─── Input material ───

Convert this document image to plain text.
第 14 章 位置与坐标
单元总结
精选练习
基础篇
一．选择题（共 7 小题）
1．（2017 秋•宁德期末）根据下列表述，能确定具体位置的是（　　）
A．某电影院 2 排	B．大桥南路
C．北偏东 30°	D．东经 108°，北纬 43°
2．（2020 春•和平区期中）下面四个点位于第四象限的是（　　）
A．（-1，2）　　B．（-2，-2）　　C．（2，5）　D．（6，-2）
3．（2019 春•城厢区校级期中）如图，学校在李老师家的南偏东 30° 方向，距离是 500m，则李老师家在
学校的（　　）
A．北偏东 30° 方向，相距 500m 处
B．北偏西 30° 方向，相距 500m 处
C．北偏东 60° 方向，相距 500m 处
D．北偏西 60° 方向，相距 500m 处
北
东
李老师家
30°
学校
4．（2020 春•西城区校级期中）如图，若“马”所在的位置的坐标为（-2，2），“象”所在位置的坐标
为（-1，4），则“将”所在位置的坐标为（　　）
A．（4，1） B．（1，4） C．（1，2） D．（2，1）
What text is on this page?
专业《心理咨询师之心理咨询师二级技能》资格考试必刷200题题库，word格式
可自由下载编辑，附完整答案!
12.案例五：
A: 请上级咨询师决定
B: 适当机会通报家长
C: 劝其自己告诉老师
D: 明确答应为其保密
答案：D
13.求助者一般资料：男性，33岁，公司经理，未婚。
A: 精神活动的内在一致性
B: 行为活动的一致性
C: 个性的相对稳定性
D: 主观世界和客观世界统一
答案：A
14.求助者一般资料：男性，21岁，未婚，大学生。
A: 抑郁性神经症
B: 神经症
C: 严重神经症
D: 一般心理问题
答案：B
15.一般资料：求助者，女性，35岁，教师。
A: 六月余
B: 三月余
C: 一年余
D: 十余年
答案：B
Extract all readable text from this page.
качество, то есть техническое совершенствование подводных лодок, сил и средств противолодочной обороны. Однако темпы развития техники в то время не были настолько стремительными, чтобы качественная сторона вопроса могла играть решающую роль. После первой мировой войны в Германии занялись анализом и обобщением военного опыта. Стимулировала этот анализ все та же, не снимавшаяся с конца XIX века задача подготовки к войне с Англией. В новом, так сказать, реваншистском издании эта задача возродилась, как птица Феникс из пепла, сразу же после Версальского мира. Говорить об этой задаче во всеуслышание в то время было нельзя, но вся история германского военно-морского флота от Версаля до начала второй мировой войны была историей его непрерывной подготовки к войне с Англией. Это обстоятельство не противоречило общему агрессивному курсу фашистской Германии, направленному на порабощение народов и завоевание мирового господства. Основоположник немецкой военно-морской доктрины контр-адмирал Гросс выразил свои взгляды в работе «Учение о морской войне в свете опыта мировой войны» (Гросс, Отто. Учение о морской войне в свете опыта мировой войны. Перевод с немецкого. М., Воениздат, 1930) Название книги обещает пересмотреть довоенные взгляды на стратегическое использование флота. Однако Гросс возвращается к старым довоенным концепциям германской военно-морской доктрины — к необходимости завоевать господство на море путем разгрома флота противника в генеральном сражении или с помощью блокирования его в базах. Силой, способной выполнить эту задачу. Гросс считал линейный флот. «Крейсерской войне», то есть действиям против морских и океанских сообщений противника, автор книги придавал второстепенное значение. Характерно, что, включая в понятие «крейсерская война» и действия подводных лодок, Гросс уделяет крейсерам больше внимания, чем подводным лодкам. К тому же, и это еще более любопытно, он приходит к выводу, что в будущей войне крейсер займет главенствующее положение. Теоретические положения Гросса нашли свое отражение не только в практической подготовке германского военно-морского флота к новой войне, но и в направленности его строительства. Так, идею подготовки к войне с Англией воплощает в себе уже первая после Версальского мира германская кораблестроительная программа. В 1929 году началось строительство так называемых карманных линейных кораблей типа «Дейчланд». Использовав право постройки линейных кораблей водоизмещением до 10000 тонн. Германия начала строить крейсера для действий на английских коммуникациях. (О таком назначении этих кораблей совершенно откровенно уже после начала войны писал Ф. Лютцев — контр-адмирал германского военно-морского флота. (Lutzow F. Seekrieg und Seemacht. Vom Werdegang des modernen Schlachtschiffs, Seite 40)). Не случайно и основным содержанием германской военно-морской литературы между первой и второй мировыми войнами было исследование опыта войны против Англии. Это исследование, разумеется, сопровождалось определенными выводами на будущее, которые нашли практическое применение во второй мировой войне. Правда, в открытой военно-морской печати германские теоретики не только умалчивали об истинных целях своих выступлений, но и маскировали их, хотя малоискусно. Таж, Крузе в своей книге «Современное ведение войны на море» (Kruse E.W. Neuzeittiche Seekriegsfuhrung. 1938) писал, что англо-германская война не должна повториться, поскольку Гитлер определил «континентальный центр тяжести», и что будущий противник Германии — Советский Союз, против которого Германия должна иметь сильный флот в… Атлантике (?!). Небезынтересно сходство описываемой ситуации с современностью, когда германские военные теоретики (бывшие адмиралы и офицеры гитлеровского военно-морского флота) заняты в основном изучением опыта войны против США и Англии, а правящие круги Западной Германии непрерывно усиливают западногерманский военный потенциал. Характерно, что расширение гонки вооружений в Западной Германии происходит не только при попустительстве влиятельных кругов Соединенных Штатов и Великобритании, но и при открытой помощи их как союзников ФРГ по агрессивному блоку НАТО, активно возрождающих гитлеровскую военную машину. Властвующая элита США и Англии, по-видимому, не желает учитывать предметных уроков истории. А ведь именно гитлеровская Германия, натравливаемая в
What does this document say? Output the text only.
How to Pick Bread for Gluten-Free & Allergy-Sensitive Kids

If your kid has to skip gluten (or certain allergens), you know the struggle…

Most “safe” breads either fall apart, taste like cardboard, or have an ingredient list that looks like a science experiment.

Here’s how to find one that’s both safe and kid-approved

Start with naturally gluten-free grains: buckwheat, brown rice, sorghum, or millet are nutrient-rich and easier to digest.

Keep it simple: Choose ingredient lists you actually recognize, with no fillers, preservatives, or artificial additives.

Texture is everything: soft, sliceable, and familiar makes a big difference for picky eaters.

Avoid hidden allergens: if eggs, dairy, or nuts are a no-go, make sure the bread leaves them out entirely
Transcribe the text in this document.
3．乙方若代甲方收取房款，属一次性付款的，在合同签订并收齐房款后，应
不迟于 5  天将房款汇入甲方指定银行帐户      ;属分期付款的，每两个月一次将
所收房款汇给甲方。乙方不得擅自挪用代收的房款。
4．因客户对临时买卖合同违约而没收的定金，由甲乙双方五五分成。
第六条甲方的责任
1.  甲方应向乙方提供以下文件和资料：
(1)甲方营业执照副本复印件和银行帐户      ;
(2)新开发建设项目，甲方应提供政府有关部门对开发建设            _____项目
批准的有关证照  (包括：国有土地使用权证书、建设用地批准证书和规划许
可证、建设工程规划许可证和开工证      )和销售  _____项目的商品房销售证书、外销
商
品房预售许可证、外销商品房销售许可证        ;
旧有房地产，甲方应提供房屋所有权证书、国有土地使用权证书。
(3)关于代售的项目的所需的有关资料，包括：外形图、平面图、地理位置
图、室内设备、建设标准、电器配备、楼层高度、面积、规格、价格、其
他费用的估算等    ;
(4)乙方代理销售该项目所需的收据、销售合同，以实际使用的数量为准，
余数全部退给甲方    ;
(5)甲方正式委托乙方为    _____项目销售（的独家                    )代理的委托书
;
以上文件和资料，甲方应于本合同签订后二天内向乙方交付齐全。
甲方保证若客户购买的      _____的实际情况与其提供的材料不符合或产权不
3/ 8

───

Show all lines from the data above in which the word "ingredient" appears.

■ **Result for this task**:
Most “safe” breads either fall apart, taste like cardboard, or have an ingredient list that looks like a science experiment.
Keep it simple: Choose ingredient lists you actually recognize, with no fillers, preservatives, or artificial additives.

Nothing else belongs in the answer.